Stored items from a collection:
--- --- ---
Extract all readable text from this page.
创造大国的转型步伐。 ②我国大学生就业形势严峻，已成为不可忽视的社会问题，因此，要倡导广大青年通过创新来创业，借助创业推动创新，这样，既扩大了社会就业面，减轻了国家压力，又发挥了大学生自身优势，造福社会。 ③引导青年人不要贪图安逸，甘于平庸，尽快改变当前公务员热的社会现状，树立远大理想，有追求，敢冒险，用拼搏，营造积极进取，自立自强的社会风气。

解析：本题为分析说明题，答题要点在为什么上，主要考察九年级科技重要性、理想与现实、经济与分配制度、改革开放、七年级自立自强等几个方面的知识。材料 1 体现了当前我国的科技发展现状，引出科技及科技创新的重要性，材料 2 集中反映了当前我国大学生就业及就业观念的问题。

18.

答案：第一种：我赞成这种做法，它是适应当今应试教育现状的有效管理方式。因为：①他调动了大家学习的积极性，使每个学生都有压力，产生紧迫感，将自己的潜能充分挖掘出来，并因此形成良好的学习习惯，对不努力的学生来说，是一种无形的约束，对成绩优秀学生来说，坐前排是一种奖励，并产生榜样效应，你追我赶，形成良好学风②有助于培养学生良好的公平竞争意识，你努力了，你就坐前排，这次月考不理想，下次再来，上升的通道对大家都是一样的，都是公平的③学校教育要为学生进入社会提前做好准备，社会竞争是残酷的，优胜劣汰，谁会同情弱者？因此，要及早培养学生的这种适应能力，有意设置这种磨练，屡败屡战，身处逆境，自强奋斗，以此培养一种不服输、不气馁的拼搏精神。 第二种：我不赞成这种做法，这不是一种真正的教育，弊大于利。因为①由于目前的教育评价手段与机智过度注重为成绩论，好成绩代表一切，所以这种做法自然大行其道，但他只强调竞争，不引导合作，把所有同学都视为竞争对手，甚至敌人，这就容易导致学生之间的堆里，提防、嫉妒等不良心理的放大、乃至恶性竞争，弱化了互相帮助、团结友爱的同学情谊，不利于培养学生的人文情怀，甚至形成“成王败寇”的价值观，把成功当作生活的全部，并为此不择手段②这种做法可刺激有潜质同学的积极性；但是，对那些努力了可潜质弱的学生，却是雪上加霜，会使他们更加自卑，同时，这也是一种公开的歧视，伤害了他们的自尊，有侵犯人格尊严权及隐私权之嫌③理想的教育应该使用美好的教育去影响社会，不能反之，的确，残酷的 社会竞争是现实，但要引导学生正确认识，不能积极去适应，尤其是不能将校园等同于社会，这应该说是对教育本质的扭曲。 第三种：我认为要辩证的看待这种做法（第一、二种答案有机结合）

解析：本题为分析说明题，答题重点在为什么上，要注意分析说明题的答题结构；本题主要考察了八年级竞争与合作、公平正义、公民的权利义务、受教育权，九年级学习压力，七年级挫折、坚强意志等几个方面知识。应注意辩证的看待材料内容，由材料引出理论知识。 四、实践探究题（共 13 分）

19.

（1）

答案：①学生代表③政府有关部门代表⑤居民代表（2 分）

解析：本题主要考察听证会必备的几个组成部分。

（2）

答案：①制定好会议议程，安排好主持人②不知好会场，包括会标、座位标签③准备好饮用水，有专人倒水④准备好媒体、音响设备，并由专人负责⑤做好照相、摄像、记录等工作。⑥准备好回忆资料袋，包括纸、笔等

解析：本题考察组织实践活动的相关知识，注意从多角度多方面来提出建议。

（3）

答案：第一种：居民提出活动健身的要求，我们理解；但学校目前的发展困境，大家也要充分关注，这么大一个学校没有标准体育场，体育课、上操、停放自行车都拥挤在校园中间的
--- --- ---
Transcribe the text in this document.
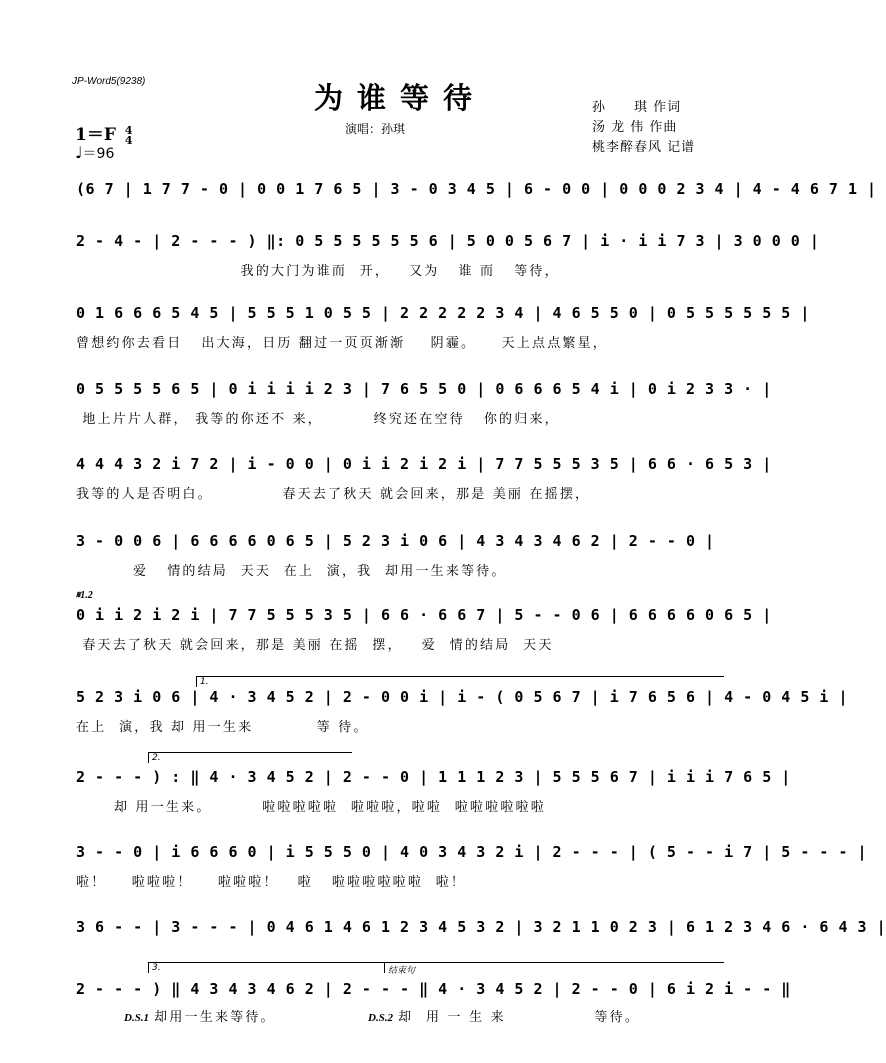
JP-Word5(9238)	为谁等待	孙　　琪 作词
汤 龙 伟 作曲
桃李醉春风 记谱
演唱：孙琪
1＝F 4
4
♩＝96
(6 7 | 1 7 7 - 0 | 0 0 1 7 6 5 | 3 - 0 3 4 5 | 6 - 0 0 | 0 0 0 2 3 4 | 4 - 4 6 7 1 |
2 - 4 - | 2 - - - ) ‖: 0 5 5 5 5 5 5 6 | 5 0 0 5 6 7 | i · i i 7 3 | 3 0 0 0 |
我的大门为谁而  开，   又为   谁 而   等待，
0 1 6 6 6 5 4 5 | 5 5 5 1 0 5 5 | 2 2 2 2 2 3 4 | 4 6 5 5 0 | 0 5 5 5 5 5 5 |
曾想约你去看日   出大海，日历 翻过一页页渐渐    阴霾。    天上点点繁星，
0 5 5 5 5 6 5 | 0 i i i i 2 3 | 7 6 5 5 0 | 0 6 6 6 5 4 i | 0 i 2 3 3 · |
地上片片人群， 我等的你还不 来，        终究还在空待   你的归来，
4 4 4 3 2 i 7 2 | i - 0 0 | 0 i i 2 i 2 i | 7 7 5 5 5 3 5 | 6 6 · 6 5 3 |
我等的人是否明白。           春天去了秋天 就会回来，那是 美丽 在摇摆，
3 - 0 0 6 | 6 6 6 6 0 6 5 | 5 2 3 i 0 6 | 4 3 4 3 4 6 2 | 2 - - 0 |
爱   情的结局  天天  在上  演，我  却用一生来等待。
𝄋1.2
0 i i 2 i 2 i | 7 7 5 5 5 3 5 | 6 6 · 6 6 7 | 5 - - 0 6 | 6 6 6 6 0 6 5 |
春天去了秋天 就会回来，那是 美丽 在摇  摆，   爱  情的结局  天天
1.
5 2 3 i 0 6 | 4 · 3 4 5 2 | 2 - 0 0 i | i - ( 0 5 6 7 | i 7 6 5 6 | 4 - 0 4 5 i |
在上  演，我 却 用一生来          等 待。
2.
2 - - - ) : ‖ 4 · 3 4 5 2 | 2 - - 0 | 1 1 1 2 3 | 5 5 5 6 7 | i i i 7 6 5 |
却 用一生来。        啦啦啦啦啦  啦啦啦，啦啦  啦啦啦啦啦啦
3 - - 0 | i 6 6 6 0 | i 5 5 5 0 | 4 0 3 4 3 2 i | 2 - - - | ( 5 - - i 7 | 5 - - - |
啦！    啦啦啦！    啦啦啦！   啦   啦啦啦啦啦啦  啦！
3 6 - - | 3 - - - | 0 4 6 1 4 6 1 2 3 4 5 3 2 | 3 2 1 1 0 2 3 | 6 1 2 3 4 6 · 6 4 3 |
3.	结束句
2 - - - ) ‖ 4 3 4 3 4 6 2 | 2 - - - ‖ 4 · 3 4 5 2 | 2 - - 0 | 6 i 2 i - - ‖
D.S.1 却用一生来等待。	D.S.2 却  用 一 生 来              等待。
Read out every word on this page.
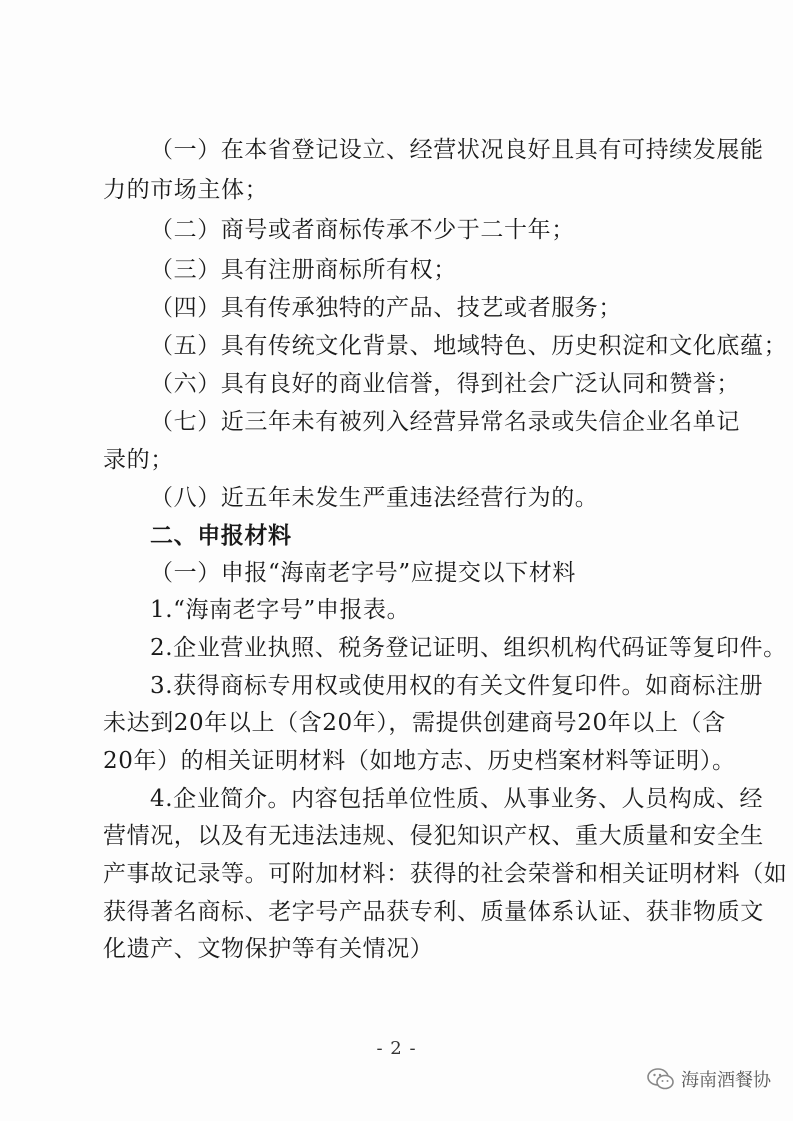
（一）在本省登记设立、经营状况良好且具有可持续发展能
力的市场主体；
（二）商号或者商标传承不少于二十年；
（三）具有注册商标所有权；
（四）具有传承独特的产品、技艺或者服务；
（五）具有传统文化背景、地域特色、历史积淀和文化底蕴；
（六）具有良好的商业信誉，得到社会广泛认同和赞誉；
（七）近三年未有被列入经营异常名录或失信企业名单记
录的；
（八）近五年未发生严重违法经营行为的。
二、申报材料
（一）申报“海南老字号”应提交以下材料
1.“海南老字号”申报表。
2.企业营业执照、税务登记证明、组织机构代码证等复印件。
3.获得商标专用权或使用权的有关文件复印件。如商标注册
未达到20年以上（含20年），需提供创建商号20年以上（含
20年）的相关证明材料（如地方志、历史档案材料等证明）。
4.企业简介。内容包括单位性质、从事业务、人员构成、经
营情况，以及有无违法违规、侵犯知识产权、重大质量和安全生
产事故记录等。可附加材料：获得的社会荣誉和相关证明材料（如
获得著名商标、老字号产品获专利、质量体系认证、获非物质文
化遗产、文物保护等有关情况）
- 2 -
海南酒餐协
--- --- ---
Filter the data for the string "啦啦啦啦啦啦" and copy every line that has it.

• Result of the task:
却 用一生来。        啦啦啦啦啦  啦啦啦，啦啦  啦啦啦啦啦啦
啦！    啦啦啦！    啦啦啦！   啦   啦啦啦啦啦啦  啦！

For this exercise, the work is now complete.